Problem statement ->
Without the pictures, can you quote each line below exactly?

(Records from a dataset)
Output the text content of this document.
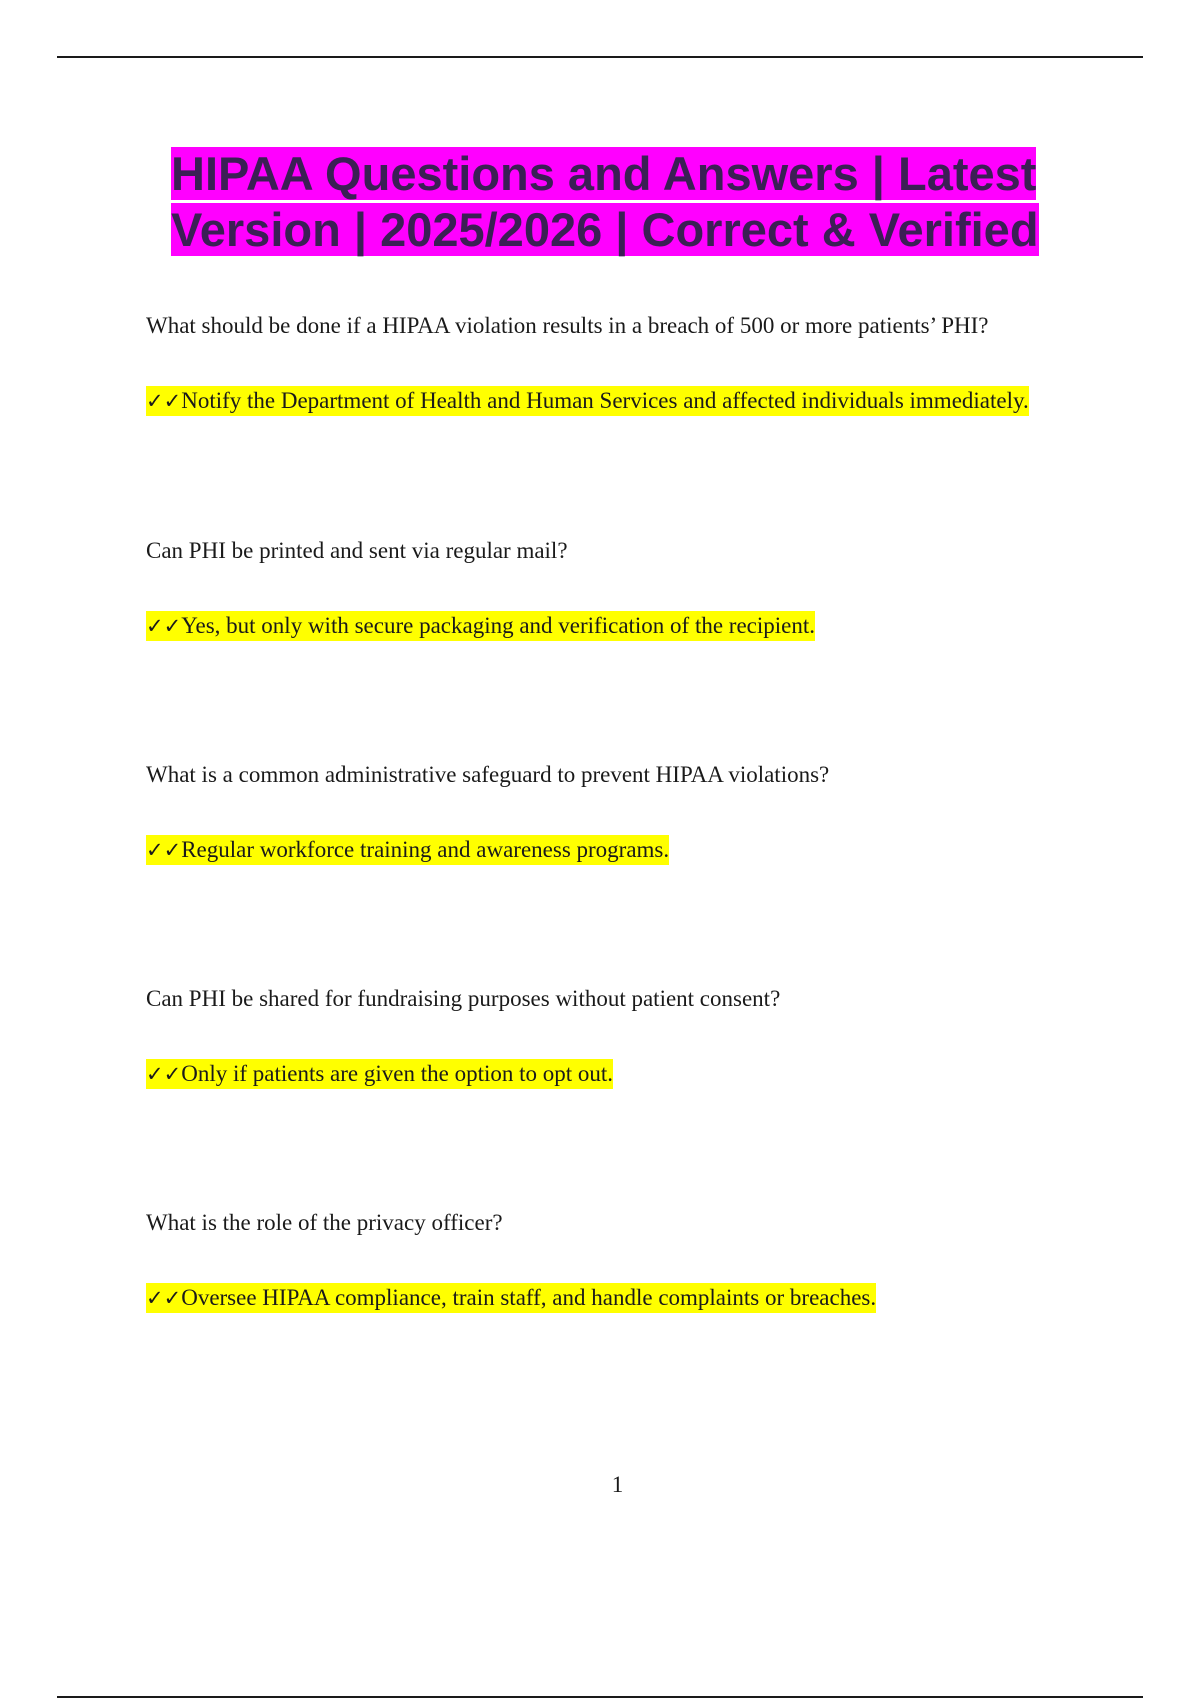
HIPAA Questions and Answers | Latest
Version | 2025/2026 | Correct & Verified

What should be done if a HIPAA violation results in a breach of 500 or more patients’ PHI?

✓✓Notify the Department of Health and Human Services and affected individuals immediately.

Can PHI be printed and sent via regular mail?

✓✓Yes, but only with secure packaging and verification of the recipient.

What is a common administrative safeguard to prevent HIPAA violations?

✓✓Regular workforce training and awareness programs.

Can PHI be shared for fundraising purposes without patient consent?

✓✓Only if patients are given the option to opt out.

What is the role of the privacy officer?

✓✓Oversee HIPAA compliance, train staff, and handle complaints or breaches.

1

Solution to the problem ->
Output the text content of this document.
HIPAA Questions and Answers | Latest
Version | 2025/2026 | Correct & Verified

What should be done if a HIPAA violation results in a breach of 500 or more patients’ PHI?

✓✓Notify the Department of Health and Human Services and affected individuals immediately.

Can PHI be printed and sent via regular mail?

✓✓Yes, but only with secure packaging and verification of the recipient.

What is a common administrative safeguard to prevent HIPAA violations?

✓✓Regular workforce training and awareness programs.

Can PHI be shared for fundraising purposes without patient consent?

✓✓Only if patients are given the option to opt out.

What is the role of the privacy officer?

✓✓Oversee HIPAA compliance, train staff, and handle complaints or breaches.

1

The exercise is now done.